• Exercise goal
In the lines below, find how many contain the word "values" and report that figure alone.

• Items
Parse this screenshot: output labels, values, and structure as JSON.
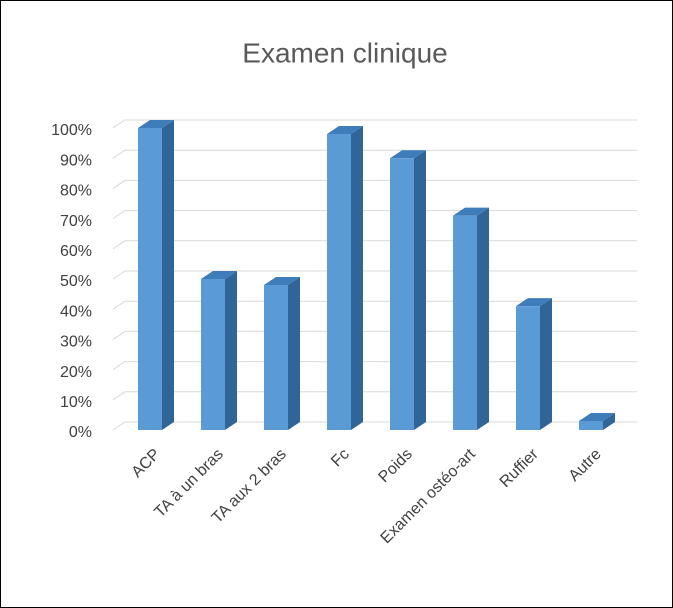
{
  "chart_data": {
    "type": "bar3d",
    "title": "Examen clinique",
    "categories": [
      "ACP",
      "TA à un bras",
      "TA aux 2 bras",
      "Fc",
      "Poids",
      "Examen ostéo-art",
      "Ruffier",
      "Autre"
    ],
    "values": [
      100,
      50,
      48,
      98,
      90,
      71,
      41,
      3
    ],
    "color": "#5b9bd5",
    "ylim": [
      0,
      100
    ],
    "yticks": [
      {
        "value": 0,
        "label": "0%"
      },
      {
        "value": 10,
        "label": "10%"
      },
      {
        "value": 20,
        "label": "20%"
      },
      {
        "value": 30,
        "label": "30%"
      },
      {
        "value": 40,
        "label": "40%"
      },
      {
        "value": 50,
        "label": "50%"
      },
      {
        "value": 60,
        "label": "60%"
      },
      {
        "value": 70,
        "label": "70%"
      },
      {
        "value": 80,
        "label": "80%"
      },
      {
        "value": 90,
        "label": "90%"
      },
      {
        "value": 100,
        "label": "100%"
      }
    ],
    "grid": true
  }
}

• Exercise output
2